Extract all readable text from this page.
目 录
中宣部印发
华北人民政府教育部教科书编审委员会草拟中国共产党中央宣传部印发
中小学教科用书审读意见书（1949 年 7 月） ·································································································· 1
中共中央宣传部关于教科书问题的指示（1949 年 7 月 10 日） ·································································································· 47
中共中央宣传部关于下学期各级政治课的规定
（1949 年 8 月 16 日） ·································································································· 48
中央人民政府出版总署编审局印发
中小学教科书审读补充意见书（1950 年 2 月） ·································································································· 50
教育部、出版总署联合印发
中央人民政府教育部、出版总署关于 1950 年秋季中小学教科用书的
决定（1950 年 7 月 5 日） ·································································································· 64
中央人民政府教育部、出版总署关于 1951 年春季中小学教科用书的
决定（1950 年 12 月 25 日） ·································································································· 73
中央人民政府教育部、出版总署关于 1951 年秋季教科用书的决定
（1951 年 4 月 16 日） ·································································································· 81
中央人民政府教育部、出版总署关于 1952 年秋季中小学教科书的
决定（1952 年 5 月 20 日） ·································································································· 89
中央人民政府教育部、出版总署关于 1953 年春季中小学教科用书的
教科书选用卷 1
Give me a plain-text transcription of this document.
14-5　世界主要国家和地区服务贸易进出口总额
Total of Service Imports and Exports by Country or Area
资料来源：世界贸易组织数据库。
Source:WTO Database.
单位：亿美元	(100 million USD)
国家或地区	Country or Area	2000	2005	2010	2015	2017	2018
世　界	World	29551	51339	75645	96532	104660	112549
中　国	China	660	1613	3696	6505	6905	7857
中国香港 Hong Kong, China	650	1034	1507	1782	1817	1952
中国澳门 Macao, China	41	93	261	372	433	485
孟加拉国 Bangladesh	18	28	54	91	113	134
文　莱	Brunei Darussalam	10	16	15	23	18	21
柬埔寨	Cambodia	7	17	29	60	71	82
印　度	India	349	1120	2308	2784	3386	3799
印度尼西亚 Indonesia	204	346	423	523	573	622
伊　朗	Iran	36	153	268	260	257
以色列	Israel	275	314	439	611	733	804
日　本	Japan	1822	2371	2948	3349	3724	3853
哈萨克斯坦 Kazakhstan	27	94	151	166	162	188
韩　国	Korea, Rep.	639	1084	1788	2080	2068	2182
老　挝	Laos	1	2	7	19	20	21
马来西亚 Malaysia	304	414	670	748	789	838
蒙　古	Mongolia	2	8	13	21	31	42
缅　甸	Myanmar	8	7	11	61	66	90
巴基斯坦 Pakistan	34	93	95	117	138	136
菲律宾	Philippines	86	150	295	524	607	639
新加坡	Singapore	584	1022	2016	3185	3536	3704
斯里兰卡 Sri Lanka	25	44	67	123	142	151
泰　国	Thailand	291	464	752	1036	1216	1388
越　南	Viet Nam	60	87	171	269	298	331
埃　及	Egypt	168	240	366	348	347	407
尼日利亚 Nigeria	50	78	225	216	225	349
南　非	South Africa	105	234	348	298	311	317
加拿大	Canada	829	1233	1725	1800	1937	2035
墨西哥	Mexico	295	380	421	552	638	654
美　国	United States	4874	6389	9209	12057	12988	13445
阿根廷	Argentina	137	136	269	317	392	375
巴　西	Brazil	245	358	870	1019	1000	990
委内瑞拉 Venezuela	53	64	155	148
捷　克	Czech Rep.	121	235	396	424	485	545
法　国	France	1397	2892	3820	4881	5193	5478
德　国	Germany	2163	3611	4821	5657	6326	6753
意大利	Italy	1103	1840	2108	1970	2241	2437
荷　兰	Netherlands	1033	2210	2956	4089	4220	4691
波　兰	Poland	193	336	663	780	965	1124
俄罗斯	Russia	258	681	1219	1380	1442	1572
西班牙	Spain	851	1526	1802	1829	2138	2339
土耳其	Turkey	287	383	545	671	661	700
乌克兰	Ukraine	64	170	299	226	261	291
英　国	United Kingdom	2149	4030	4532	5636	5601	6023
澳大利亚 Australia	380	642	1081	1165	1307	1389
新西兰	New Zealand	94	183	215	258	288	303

[Set task]:
Your task is to repeat the data exactly; please include every line.

[Task answer]:
Extract all readable text from this page.
目 录
中宣部印发
华北人民政府教育部教科书编审委员会草拟中国共产党中央宣传部印发
中小学教科用书审读意见书（1949 年 7 月） ·································································································· 1
中共中央宣传部关于教科书问题的指示（1949 年 7 月 10 日） ·································································································· 47
中共中央宣传部关于下学期各级政治课的规定
（1949 年 8 月 16 日） ·································································································· 48
中央人民政府出版总署编审局印发
中小学教科书审读补充意见书（1950 年 2 月） ·································································································· 50
教育部、出版总署联合印发
中央人民政府教育部、出版总署关于 1950 年秋季中小学教科用书的
决定（1950 年 7 月 5 日） ·································································································· 64
中央人民政府教育部、出版总署关于 1951 年春季中小学教科用书的
决定（1950 年 12 月 25 日） ·································································································· 73
中央人民政府教育部、出版总署关于 1951 年秋季教科用书的决定
（1951 年 4 月 16 日） ·································································································· 81
中央人民政府教育部、出版总署关于 1952 年秋季中小学教科书的
决定（1952 年 5 月 20 日） ·································································································· 89
中央人民政府教育部、出版总署关于 1953 年春季中小学教科用书的
教科书选用卷 1
Give me a plain-text transcription of this document.
14-5　世界主要国家和地区服务贸易进出口总额
Total of Service Imports and Exports by Country or Area
资料来源：世界贸易组织数据库。
Source:WTO Database.
单位：亿美元	(100 million USD)
国家或地区	Country or Area	2000	2005	2010	2015	2017	2018
世　界	World	29551	51339	75645	96532	104660	112549
中　国	China	660	1613	3696	6505	6905	7857
中国香港 Hong Kong, China	650	1034	1507	1782	1817	1952
中国澳门 Macao, China	41	93	261	372	433	485
孟加拉国 Bangladesh	18	28	54	91	113	134
文　莱	Brunei Darussalam	10	16	15	23	18	21
柬埔寨	Cambodia	7	17	29	60	71	82
印　度	India	349	1120	2308	2784	3386	3799
印度尼西亚 Indonesia	204	346	423	523	573	622
伊　朗	Iran	36	153	268	260	257
以色列	Israel	275	314	439	611	733	804
日　本	Japan	1822	2371	2948	3349	3724	3853
哈萨克斯坦 Kazakhstan	27	94	151	166	162	188
韩　国	Korea, Rep.	639	1084	1788	2080	2068	2182
老　挝	Laos	1	2	7	19	20	21
马来西亚 Malaysia	304	414	670	748	789	838
蒙　古	Mongolia	2	8	13	21	31	42
缅　甸	Myanmar	8	7	11	61	66	90
巴基斯坦 Pakistan	34	93	95	117	138	136
菲律宾	Philippines	86	150	295	524	607	639
新加坡	Singapore	584	1022	2016	3185	3536	3704
斯里兰卡 Sri Lanka	25	44	67	123	142	151
泰　国	Thailand	291	464	752	1036	1216	1388
越　南	Viet Nam	60	87	171	269	298	331
埃　及	Egypt	168	240	366	348	347	407
尼日利亚 Nigeria	50	78	225	216	225	349
南　非	South Africa	105	234	348	298	311	317
加拿大	Canada	829	1233	1725	1800	1937	2035
墨西哥	Mexico	295	380	421	552	638	654
美　国	United States	4874	6389	9209	12057	12988	13445
阿根廷	Argentina	137	136	269	317	392	375
巴　西	Brazil	245	358	870	1019	1000	990
委内瑞拉 Venezuela	53	64	155	148
捷　克	Czech Rep.	121	235	396	424	485	545
法　国	France	1397	2892	3820	4881	5193	5478
德　国	Germany	2163	3611	4821	5657	6326	6753
意大利	Italy	1103	1840	2108	1970	2241	2437
荷　兰	Netherlands	1033	2210	2956	4089	4220	4691
波　兰	Poland	193	336	663	780	965	1124
俄罗斯	Russia	258	681	1219	1380	1442	1572
西班牙	Spain	851	1526	1802	1829	2138	2339
土耳其	Turkey	287	383	545	671	661	700
乌克兰	Ukraine	64	170	299	226	261	291
英　国	United Kingdom	2149	4030	4532	5636	5601	6023
澳大利亚 Australia	380	642	1081	1165	1307	1389
新西兰	New Zealand	94	183	215	258	288	303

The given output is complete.